Set task:
Exactly repeat the material, dropping every picture from the copy.

____________

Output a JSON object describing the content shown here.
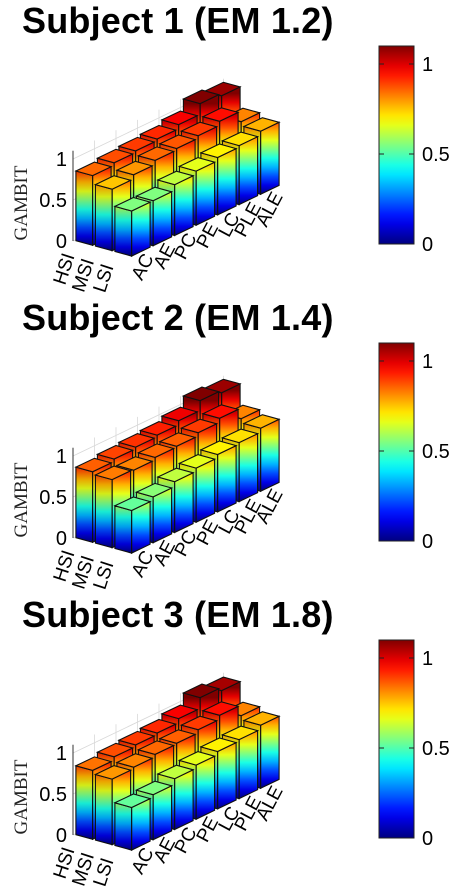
{
  "chart_data": [
    {
      "type": "bar3d",
      "title": "Subject 1 (EM 1.2)",
      "zlabel": "GAMBIT",
      "rows": [
        "HSI",
        "MSI",
        "LSI"
      ],
      "columns": [
        "AC",
        "AE",
        "PC",
        "PE",
        "LC",
        "PLE",
        "ALE"
      ],
      "zticks": [
        "0",
        "0.5",
        "1"
      ],
      "zlim": [
        0,
        1.1
      ],
      "values": [
        [
          0.85,
          0.88,
          0.9,
          0.92,
          0.97,
          1.1,
          1.07
        ],
        [
          0.75,
          0.8,
          0.85,
          0.87,
          0.9,
          0.95,
          0.82
        ],
        [
          0.55,
          0.55,
          0.62,
          0.66,
          0.7,
          0.72,
          0.77
        ]
      ],
      "colorbar": {
        "ticks": [
          "0",
          "0.5",
          "1"
        ],
        "colormap": "jet",
        "range": [
          0,
          1.1
        ]
      },
      "grid": true
    },
    {
      "type": "bar3d",
      "title": "Subject 2 (EM 1.4)",
      "zlabel": "GAMBIT",
      "rows": [
        "HSI",
        "MSI",
        "LSI"
      ],
      "columns": [
        "AC",
        "AE",
        "PC",
        "PE",
        "LC",
        "PLE",
        "ALE"
      ],
      "zticks": [
        "0",
        "0.5",
        "1"
      ],
      "zlim": [
        0,
        1.1
      ],
      "values": [
        [
          0.86,
          0.89,
          0.91,
          0.93,
          0.98,
          1.1,
          1.07
        ],
        [
          0.83,
          0.82,
          0.85,
          0.86,
          0.9,
          0.95,
          0.82
        ],
        [
          0.52,
          0.56,
          0.62,
          0.66,
          0.7,
          0.72,
          0.77
        ]
      ],
      "colorbar": {
        "ticks": [
          "0",
          "0.5",
          "1"
        ],
        "colormap": "jet",
        "range": [
          0,
          1.1
        ]
      },
      "grid": true
    },
    {
      "type": "bar3d",
      "title": "Subject 3 (EM 1.8)",
      "zlabel": "GAMBIT",
      "rows": [
        "HSI",
        "MSI",
        "LSI"
      ],
      "columns": [
        "AC",
        "AE",
        "PC",
        "PE",
        "LC",
        "PLE",
        "ALE"
      ],
      "zticks": [
        "0",
        "0.5",
        "1"
      ],
      "zlim": [
        0,
        1.1
      ],
      "values": [
        [
          0.84,
          0.88,
          0.9,
          0.92,
          0.97,
          1.1,
          1.06
        ],
        [
          0.8,
          0.82,
          0.85,
          0.86,
          0.9,
          0.95,
          0.82
        ],
        [
          0.52,
          0.55,
          0.62,
          0.66,
          0.7,
          0.72,
          0.77
        ]
      ],
      "colorbar": {
        "ticks": [
          "0",
          "0.5",
          "1"
        ],
        "colormap": "jet",
        "range": [
          0,
          1.1
        ]
      },
      "grid": true
    }
  ]
}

____________

Full response:
Output a JSON object describing the content shown here.
{
  "chart_data": [
    {
      "type": "bar3d",
      "title": "Subject 1 (EM 1.2)",
      "zlabel": "GAMBIT",
      "rows": [
        "HSI",
        "MSI",
        "LSI"
      ],
      "columns": [
        "AC",
        "AE",
        "PC",
        "PE",
        "LC",
        "PLE",
        "ALE"
      ],
      "zticks": [
        "0",
        "0.5",
        "1"
      ],
      "zlim": [
        0,
        1.1
      ],
      "values": [
        [
          0.85,
          0.88,
          0.9,
          0.92,
          0.97,
          1.1,
          1.07
        ],
        [
          0.75,
          0.8,
          0.85,
          0.87,
          0.9,
          0.95,
          0.82
        ],
        [
          0.55,
          0.55,
          0.62,
          0.66,
          0.7,
          0.72,
          0.77
        ]
      ],
      "colorbar": {
        "ticks": [
          "0",
          "0.5",
          "1"
        ],
        "colormap": "jet",
        "range": [
          0,
          1.1
        ]
      },
      "grid": true
    },
    {
      "type": "bar3d",
      "title": "Subject 2 (EM 1.4)",
      "zlabel": "GAMBIT",
      "rows": [
        "HSI",
        "MSI",
        "LSI"
      ],
      "columns": [
        "AC",
        "AE",
        "PC",
        "PE",
        "LC",
        "PLE",
        "ALE"
      ],
      "zticks": [
        "0",
        "0.5",
        "1"
      ],
      "zlim": [
        0,
        1.1
      ],
      "values": [
        [
          0.86,
          0.89,
          0.91,
          0.93,
          0.98,
          1.1,
          1.07
        ],
        [
          0.83,
          0.82,
          0.85,
          0.86,
          0.9,
          0.95,
          0.82
        ],
        [
          0.52,
          0.56,
          0.62,
          0.66,
          0.7,
          0.72,
          0.77
        ]
      ],
      "colorbar": {
        "ticks": [
          "0",
          "0.5",
          "1"
        ],
        "colormap": "jet",
        "range": [
          0,
          1.1
        ]
      },
      "grid": true
    },
    {
      "type": "bar3d",
      "title": "Subject 3 (EM 1.8)",
      "zlabel": "GAMBIT",
      "rows": [
        "HSI",
        "MSI",
        "LSI"
      ],
      "columns": [
        "AC",
        "AE",
        "PC",
        "PE",
        "LC",
        "PLE",
        "ALE"
      ],
      "zticks": [
        "0",
        "0.5",
        "1"
      ],
      "zlim": [
        0,
        1.1
      ],
      "values": [
        [
          0.84,
          0.88,
          0.9,
          0.92,
          0.97,
          1.1,
          1.06
        ],
        [
          0.8,
          0.82,
          0.85,
          0.86,
          0.9,
          0.95,
          0.82
        ],
        [
          0.52,
          0.55,
          0.62,
          0.66,
          0.7,
          0.72,
          0.77
        ]
      ],
      "colorbar": {
        "ticks": [
          "0",
          "0.5",
          "1"
        ],
        "colormap": "jet",
        "range": [
          0,
          1.1
        ]
      },
      "grid": true
    }
  ]
}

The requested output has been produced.